Task requirements » The listing must be reproduced in full, exactly as it stands.

Stored data »
+ + + + + + +

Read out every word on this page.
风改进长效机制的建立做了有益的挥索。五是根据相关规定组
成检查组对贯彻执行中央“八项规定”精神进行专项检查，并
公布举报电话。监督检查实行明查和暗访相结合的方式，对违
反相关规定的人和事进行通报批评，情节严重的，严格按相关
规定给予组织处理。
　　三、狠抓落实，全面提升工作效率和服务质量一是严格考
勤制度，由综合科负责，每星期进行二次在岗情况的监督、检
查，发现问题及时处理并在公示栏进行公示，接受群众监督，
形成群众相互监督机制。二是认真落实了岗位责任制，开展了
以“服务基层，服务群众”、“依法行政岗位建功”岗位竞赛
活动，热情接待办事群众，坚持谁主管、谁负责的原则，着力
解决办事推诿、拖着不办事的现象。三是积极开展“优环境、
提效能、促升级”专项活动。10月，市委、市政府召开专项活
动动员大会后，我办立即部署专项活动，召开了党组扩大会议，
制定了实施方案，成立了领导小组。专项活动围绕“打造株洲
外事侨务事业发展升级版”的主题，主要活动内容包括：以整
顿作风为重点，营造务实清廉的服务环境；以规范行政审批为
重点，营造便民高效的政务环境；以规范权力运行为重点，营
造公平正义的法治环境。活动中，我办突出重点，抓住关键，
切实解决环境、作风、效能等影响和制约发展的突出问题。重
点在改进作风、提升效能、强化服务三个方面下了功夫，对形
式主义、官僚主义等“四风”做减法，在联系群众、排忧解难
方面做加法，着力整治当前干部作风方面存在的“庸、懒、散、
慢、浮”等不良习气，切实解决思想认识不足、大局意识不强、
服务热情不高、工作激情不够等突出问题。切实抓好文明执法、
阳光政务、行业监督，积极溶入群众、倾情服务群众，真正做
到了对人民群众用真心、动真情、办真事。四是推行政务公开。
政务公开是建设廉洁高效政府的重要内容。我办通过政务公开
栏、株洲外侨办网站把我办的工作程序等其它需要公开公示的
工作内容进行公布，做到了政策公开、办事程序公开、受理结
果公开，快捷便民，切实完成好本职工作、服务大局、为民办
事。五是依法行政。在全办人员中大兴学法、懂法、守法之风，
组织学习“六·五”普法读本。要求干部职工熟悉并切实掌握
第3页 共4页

+ + + + + + +

Output below »
Read out every word on this page.
风改进长效机制的建立做了有益的挥索。五是根据相关规定组
成检查组对贯彻执行中央“八项规定”精神进行专项检查，并
公布举报电话。监督检查实行明查和暗访相结合的方式，对违
反相关规定的人和事进行通报批评，情节严重的，严格按相关
规定给予组织处理。
　　三、狠抓落实，全面提升工作效率和服务质量一是严格考
勤制度，由综合科负责，每星期进行二次在岗情况的监督、检
查，发现问题及时处理并在公示栏进行公示，接受群众监督，
形成群众相互监督机制。二是认真落实了岗位责任制，开展了
以“服务基层，服务群众”、“依法行政岗位建功”岗位竞赛
活动，热情接待办事群众，坚持谁主管、谁负责的原则，着力
解决办事推诿、拖着不办事的现象。三是积极开展“优环境、
提效能、促升级”专项活动。10月，市委、市政府召开专项活
动动员大会后，我办立即部署专项活动，召开了党组扩大会议，
制定了实施方案，成立了领导小组。专项活动围绕“打造株洲
外事侨务事业发展升级版”的主题，主要活动内容包括：以整
顿作风为重点，营造务实清廉的服务环境；以规范行政审批为
重点，营造便民高效的政务环境；以规范权力运行为重点，营
造公平正义的法治环境。活动中，我办突出重点，抓住关键，
切实解决环境、作风、效能等影响和制约发展的突出问题。重
点在改进作风、提升效能、强化服务三个方面下了功夫，对形
式主义、官僚主义等“四风”做减法，在联系群众、排忧解难
方面做加法，着力整治当前干部作风方面存在的“庸、懒、散、
慢、浮”等不良习气，切实解决思想认识不足、大局意识不强、
服务热情不高、工作激情不够等突出问题。切实抓好文明执法、
阳光政务、行业监督，积极溶入群众、倾情服务群众，真正做
到了对人民群众用真心、动真情、办真事。四是推行政务公开。
政务公开是建设廉洁高效政府的重要内容。我办通过政务公开
栏、株洲外侨办网站把我办的工作程序等其它需要公开公示的
工作内容进行公布，做到了政策公开、办事程序公开、受理结
果公开，快捷便民，切实完成好本职工作、服务大局、为民办
事。五是依法行政。在全办人员中大兴学法、懂法、守法之风，
组织学习“六·五”普法读本。要求干部职工熟悉并切实掌握
第3页 共4页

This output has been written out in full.